- [WRITTEN REQUEST]:
In full and without deviation, write out the entries that follow.

[Extracted records]

►

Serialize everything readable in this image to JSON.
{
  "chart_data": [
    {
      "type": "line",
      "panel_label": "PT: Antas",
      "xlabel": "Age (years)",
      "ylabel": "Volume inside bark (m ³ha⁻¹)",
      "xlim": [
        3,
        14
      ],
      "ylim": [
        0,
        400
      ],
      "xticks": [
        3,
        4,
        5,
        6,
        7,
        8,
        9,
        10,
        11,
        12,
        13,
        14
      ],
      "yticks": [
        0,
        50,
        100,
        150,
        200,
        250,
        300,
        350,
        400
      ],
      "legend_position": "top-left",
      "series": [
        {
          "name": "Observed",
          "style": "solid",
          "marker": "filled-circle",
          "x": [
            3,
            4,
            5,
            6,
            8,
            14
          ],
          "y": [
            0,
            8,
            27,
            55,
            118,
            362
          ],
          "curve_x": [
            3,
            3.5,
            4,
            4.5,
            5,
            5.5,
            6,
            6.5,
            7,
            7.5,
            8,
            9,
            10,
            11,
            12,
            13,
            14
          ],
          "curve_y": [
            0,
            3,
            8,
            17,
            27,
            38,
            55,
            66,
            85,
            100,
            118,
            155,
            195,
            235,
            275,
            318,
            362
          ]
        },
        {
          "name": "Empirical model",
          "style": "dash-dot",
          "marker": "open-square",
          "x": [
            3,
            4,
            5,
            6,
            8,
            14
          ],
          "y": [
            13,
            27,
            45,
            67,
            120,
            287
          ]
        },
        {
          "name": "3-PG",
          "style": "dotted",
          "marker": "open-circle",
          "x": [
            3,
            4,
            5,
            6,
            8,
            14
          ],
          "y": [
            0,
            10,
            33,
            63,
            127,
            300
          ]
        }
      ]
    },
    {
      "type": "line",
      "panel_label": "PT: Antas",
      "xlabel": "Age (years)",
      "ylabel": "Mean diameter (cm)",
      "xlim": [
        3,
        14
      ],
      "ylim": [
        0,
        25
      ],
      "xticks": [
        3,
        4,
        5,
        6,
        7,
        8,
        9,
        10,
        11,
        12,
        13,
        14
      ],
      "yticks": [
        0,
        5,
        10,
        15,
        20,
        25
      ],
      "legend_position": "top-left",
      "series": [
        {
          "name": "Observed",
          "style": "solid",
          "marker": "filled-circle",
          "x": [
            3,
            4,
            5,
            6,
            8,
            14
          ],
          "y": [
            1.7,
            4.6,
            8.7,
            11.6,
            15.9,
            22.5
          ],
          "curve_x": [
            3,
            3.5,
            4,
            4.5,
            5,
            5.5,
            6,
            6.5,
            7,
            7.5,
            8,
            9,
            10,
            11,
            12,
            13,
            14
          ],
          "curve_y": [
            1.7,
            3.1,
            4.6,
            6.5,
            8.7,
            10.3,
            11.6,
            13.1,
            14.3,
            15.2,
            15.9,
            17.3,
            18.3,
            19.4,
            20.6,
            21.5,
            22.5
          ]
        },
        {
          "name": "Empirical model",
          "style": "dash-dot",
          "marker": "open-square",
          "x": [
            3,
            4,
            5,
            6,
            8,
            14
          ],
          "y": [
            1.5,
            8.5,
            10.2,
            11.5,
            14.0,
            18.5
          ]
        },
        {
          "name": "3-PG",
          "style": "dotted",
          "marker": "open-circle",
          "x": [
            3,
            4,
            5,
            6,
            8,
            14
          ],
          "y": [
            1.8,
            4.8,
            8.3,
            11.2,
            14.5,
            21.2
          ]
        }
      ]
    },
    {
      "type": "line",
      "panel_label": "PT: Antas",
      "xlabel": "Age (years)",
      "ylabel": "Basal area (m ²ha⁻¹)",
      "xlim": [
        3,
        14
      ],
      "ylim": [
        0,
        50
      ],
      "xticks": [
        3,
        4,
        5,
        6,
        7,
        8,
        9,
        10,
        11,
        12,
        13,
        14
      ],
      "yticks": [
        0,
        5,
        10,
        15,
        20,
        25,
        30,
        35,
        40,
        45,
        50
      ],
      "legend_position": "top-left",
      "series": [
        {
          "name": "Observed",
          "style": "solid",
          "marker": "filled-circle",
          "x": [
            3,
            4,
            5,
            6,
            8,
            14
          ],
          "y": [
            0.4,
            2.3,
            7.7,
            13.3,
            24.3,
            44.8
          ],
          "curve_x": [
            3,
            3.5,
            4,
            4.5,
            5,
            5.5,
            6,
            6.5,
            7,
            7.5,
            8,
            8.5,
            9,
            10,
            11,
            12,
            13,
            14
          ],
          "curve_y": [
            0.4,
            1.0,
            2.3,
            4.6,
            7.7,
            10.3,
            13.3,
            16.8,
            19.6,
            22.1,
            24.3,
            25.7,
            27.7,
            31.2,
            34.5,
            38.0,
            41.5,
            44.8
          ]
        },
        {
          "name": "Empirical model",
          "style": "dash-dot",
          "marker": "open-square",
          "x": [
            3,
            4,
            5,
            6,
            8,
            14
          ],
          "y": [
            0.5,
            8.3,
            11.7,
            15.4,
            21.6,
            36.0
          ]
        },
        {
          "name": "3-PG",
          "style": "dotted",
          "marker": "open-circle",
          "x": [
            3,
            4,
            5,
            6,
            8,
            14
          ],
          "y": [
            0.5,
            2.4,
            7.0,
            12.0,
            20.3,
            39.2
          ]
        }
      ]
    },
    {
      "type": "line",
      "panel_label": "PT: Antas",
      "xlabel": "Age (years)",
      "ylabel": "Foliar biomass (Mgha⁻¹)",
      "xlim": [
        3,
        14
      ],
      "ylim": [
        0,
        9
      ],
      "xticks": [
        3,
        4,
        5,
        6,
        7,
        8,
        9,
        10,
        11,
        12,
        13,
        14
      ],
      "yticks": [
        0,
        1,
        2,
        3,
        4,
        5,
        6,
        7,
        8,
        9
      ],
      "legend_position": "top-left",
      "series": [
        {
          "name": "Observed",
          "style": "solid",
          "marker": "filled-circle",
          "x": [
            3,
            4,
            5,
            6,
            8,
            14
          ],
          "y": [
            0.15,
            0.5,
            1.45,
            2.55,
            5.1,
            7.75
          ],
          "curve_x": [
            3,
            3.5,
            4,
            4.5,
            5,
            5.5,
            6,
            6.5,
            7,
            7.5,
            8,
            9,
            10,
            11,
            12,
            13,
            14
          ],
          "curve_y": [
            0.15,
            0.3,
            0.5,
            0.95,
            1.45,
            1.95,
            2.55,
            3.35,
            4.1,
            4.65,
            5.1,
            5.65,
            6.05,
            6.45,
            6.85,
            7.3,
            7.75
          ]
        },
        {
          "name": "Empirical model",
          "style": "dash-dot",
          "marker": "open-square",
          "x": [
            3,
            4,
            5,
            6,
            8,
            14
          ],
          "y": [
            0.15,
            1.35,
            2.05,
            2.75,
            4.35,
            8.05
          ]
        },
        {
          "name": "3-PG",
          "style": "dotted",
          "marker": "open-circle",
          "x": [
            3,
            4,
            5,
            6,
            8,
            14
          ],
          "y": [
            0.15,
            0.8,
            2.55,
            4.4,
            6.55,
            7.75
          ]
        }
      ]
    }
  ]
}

◄

- [PROBLEM SOLUTION]:
Serialize everything readable in this image to JSON.
{
  "chart_data": [
    {
      "type": "line",
      "panel_label": "PT: Antas",
      "xlabel": "Age (years)",
      "ylabel": "Volume inside bark (m ³ha⁻¹)",
      "xlim": [
        3,
        14
      ],
      "ylim": [
        0,
        400
      ],
      "xticks": [
        3,
        4,
        5,
        6,
        7,
        8,
        9,
        10,
        11,
        12,
        13,
        14
      ],
      "yticks": [
        0,
        50,
        100,
        150,
        200,
        250,
        300,
        350,
        400
      ],
      "legend_position": "top-left",
      "series": [
        {
          "name": "Observed",
          "style": "solid",
          "marker": "filled-circle",
          "x": [
            3,
            4,
            5,
            6,
            8,
            14
          ],
          "y": [
            0,
            8,
            27,
            55,
            118,
            362
          ],
          "curve_x": [
            3,
            3.5,
            4,
            4.5,
            5,
            5.5,
            6,
            6.5,
            7,
            7.5,
            8,
            9,
            10,
            11,
            12,
            13,
            14
          ],
          "curve_y": [
            0,
            3,
            8,
            17,
            27,
            38,
            55,
            66,
            85,
            100,
            118,
            155,
            195,
            235,
            275,
            318,
            362
          ]
        },
        {
          "name": "Empirical model",
          "style": "dash-dot",
          "marker": "open-square",
          "x": [
            3,
            4,
            5,
            6,
            8,
            14
          ],
          "y": [
            13,
            27,
            45,
            67,
            120,
            287
          ]
        },
        {
          "name": "3-PG",
          "style": "dotted",
          "marker": "open-circle",
          "x": [
            3,
            4,
            5,
            6,
            8,
            14
          ],
          "y": [
            0,
            10,
            33,
            63,
            127,
            300
          ]
        }
      ]
    },
    {
      "type": "line",
      "panel_label": "PT: Antas",
      "xlabel": "Age (years)",
      "ylabel": "Mean diameter (cm)",
      "xlim": [
        3,
        14
      ],
      "ylim": [
        0,
        25
      ],
      "xticks": [
        3,
        4,
        5,
        6,
        7,
        8,
        9,
        10,
        11,
        12,
        13,
        14
      ],
      "yticks": [
        0,
        5,
        10,
        15,
        20,
        25
      ],
      "legend_position": "top-left",
      "series": [
        {
          "name": "Observed",
          "style": "solid",
          "marker": "filled-circle",
          "x": [
            3,
            4,
            5,
            6,
            8,
            14
          ],
          "y": [
            1.7,
            4.6,
            8.7,
            11.6,
            15.9,
            22.5
          ],
          "curve_x": [
            3,
            3.5,
            4,
            4.5,
            5,
            5.5,
            6,
            6.5,
            7,
            7.5,
            8,
            9,
            10,
            11,
            12,
            13,
            14
          ],
          "curve_y": [
            1.7,
            3.1,
            4.6,
            6.5,
            8.7,
            10.3,
            11.6,
            13.1,
            14.3,
            15.2,
            15.9,
            17.3,
            18.3,
            19.4,
            20.6,
            21.5,
            22.5
          ]
        },
        {
          "name": "Empirical model",
          "style": "dash-dot",
          "marker": "open-square",
          "x": [
            3,
            4,
            5,
            6,
            8,
            14
          ],
          "y": [
            1.5,
            8.5,
            10.2,
            11.5,
            14.0,
            18.5
          ]
        },
        {
          "name": "3-PG",
          "style": "dotted",
          "marker": "open-circle",
          "x": [
            3,
            4,
            5,
            6,
            8,
            14
          ],
          "y": [
            1.8,
            4.8,
            8.3,
            11.2,
            14.5,
            21.2
          ]
        }
      ]
    },
    {
      "type": "line",
      "panel_label": "PT: Antas",
      "xlabel": "Age (years)",
      "ylabel": "Basal area (m ²ha⁻¹)",
      "xlim": [
        3,
        14
      ],
      "ylim": [
        0,
        50
      ],
      "xticks": [
        3,
        4,
        5,
        6,
        7,
        8,
        9,
        10,
        11,
        12,
        13,
        14
      ],
      "yticks": [
        0,
        5,
        10,
        15,
        20,
        25,
        30,
        35,
        40,
        45,
        50
      ],
      "legend_position": "top-left",
      "series": [
        {
          "name": "Observed",
          "style": "solid",
          "marker": "filled-circle",
          "x": [
            3,
            4,
            5,
            6,
            8,
            14
          ],
          "y": [
            0.4,
            2.3,
            7.7,
            13.3,
            24.3,
            44.8
          ],
          "curve_x": [
            3,
            3.5,
            4,
            4.5,
            5,
            5.5,
            6,
            6.5,
            7,
            7.5,
            8,
            8.5,
            9,
            10,
            11,
            12,
            13,
            14
          ],
          "curve_y": [
            0.4,
            1.0,
            2.3,
            4.6,
            7.7,
            10.3,
            13.3,
            16.8,
            19.6,
            22.1,
            24.3,
            25.7,
            27.7,
            31.2,
            34.5,
            38.0,
            41.5,
            44.8
          ]
        },
        {
          "name": "Empirical model",
          "style": "dash-dot",
          "marker": "open-square",
          "x": [
            3,
            4,
            5,
            6,
            8,
            14
          ],
          "y": [
            0.5,
            8.3,
            11.7,
            15.4,
            21.6,
            36.0
          ]
        },
        {
          "name": "3-PG",
          "style": "dotted",
          "marker": "open-circle",
          "x": [
            3,
            4,
            5,
            6,
            8,
            14
          ],
          "y": [
            0.5,
            2.4,
            7.0,
            12.0,
            20.3,
            39.2
          ]
        }
      ]
    },
    {
      "type": "line",
      "panel_label": "PT: Antas",
      "xlabel": "Age (years)",
      "ylabel": "Foliar biomass (Mgha⁻¹)",
      "xlim": [
        3,
        14
      ],
      "ylim": [
        0,
        9
      ],
      "xticks": [
        3,
        4,
        5,
        6,
        7,
        8,
        9,
        10,
        11,
        12,
        13,
        14
      ],
      "yticks": [
        0,
        1,
        2,
        3,
        4,
        5,
        6,
        7,
        8,
        9
      ],
      "legend_position": "top-left",
      "series": [
        {
          "name": "Observed",
          "style": "solid",
          "marker": "filled-circle",
          "x": [
            3,
            4,
            5,
            6,
            8,
            14
          ],
          "y": [
            0.15,
            0.5,
            1.45,
            2.55,
            5.1,
            7.75
          ],
          "curve_x": [
            3,
            3.5,
            4,
            4.5,
            5,
            5.5,
            6,
            6.5,
            7,
            7.5,
            8,
            9,
            10,
            11,
            12,
            13,
            14
          ],
          "curve_y": [
            0.15,
            0.3,
            0.5,
            0.95,
            1.45,
            1.95,
            2.55,
            3.35,
            4.1,
            4.65,
            5.1,
            5.65,
            6.05,
            6.45,
            6.85,
            7.3,
            7.75
          ]
        },
        {
          "name": "Empirical model",
          "style": "dash-dot",
          "marker": "open-square",
          "x": [
            3,
            4,
            5,
            6,
            8,
            14
          ],
          "y": [
            0.15,
            1.35,
            2.05,
            2.75,
            4.35,
            8.05
          ]
        },
        {
          "name": "3-PG",
          "style": "dotted",
          "marker": "open-circle",
          "x": [
            3,
            4,
            5,
            6,
            8,
            14
          ],
          "y": [
            0.15,
            0.8,
            2.55,
            4.4,
            6.55,
            7.75
          ]
        }
      ]
    }
  ]
}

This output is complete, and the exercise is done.